- **SOURCE DATA**
================================
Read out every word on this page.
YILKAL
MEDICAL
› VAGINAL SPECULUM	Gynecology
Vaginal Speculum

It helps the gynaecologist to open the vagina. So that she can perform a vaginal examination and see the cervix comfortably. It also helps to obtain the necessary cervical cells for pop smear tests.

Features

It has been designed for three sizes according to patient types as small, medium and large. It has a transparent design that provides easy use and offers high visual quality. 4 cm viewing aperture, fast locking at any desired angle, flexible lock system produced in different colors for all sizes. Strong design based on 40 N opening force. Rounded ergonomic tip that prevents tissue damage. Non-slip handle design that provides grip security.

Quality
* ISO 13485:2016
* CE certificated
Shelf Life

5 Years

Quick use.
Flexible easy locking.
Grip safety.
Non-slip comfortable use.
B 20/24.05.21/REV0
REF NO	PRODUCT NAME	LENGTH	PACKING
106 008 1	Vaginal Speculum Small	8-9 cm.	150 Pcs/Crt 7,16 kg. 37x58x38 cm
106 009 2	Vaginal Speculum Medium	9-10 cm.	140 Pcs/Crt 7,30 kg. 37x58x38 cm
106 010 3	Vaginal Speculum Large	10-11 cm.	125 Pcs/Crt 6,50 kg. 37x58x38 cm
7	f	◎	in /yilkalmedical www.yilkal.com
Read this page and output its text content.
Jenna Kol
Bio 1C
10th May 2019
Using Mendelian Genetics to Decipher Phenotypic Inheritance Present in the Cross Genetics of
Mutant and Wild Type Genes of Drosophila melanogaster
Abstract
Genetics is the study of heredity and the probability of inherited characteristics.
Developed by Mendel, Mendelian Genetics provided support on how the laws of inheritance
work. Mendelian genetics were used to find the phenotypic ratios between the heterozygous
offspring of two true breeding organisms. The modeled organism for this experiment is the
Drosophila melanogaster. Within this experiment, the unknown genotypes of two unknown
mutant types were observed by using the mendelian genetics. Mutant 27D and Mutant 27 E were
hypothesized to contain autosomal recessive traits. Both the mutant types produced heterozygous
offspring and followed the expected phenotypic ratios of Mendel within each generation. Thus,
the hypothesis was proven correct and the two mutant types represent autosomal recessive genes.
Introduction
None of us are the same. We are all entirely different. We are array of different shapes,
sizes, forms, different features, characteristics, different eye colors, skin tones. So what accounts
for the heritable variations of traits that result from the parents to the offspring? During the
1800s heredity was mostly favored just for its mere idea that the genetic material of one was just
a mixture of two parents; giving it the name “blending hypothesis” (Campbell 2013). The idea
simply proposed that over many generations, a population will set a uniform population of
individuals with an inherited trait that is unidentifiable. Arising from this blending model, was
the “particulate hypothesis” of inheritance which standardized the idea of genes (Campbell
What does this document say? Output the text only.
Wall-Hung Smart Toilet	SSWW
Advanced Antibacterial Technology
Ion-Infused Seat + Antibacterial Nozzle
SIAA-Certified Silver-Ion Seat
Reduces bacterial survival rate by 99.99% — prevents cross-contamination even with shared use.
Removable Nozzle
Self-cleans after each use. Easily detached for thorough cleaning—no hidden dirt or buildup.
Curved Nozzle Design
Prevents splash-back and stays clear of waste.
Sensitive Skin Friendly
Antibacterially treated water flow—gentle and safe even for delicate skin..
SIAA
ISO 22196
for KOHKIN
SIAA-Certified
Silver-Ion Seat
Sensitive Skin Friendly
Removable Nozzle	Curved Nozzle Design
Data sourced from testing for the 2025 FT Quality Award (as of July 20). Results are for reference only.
================================
Reproduce the listing exactly. Every line stays as it is.

Read out every word on this page.
YILKAL
MEDICAL
› VAGINAL SPECULUM	Gynecology
Vaginal Speculum

It helps the gynaecologist to open the vagina. So that she can perform a vaginal examination and see the cervix comfortably. It also helps to obtain the necessary cervical cells for pop smear tests.

Features

It has been designed for three sizes according to patient types as small, medium and large. It has a transparent design that provides easy use and offers high visual quality. 4 cm viewing aperture, fast locking at any desired angle, flexible lock system produced in different colors for all sizes. Strong design based on 40 N opening force. Rounded ergonomic tip that prevents tissue damage. Non-slip handle design that provides grip security.

Quality
* ISO 13485:2016
* CE certificated
Shelf Life

5 Years

Quick use.
Flexible easy locking.
Grip safety.
Non-slip comfortable use.
B 20/24.05.21/REV0
REF NO	PRODUCT NAME	LENGTH	PACKING
106 008 1	Vaginal Speculum Small	8-9 cm.	150 Pcs/Crt 7,16 kg. 37x58x38 cm
106 009 2	Vaginal Speculum Medium	9-10 cm.	140 Pcs/Crt 7,30 kg. 37x58x38 cm
106 010 3	Vaginal Speculum Large	10-11 cm.	125 Pcs/Crt 6,50 kg. 37x58x38 cm
7	f	◎	in /yilkalmedical www.yilkal.com
Read this page and output its text content.
Jenna Kol
Bio 1C
10th May 2019
Using Mendelian Genetics to Decipher Phenotypic Inheritance Present in the Cross Genetics of
Mutant and Wild Type Genes of Drosophila melanogaster
Abstract
Genetics is the study of heredity and the probability of inherited characteristics.
Developed by Mendel, Mendelian Genetics provided support on how the laws of inheritance
work. Mendelian genetics were used to find the phenotypic ratios between the heterozygous
offspring of two true breeding organisms. The modeled organism for this experiment is the
Drosophila melanogaster. Within this experiment, the unknown genotypes of two unknown
mutant types were observed by using the mendelian genetics. Mutant 27D and Mutant 27 E were
hypothesized to contain autosomal recessive traits. Both the mutant types produced heterozygous
offspring and followed the expected phenotypic ratios of Mendel within each generation. Thus,
the hypothesis was proven correct and the two mutant types represent autosomal recessive genes.
Introduction
None of us are the same. We are all entirely different. We are array of different shapes,
sizes, forms, different features, characteristics, different eye colors, skin tones. So what accounts
for the heritable variations of traits that result from the parents to the offspring? During the
1800s heredity was mostly favored just for its mere idea that the genetic material of one was just
a mixture of two parents; giving it the name “blending hypothesis” (Campbell 2013). The idea
simply proposed that over many generations, a population will set a uniform population of
individuals with an inherited trait that is unidentifiable. Arising from this blending model, was
the “particulate hypothesis” of inheritance which standardized the idea of genes (Campbell
What does this document say? Output the text only.
Wall-Hung Smart Toilet	SSWW
Advanced Antibacterial Technology
Ion-Infused Seat + Antibacterial Nozzle
SIAA-Certified Silver-Ion Seat
Reduces bacterial survival rate by 99.99% — prevents cross-contamination even with shared use.
Removable Nozzle
Self-cleans after each use. Easily detached for thorough cleaning—no hidden dirt or buildup.
Curved Nozzle Design
Prevents splash-back and stays clear of waste.
Sensitive Skin Friendly
Antibacterially treated water flow—gentle and safe even for delicate skin..
SIAA
ISO 22196
for KOHKIN
SIAA-Certified
Silver-Ion Seat
Sensitive Skin Friendly
Removable Nozzle	Curved Nozzle Design
Data sourced from testing for the 2025 FT Quality Award (as of July 20). Results are for reference only.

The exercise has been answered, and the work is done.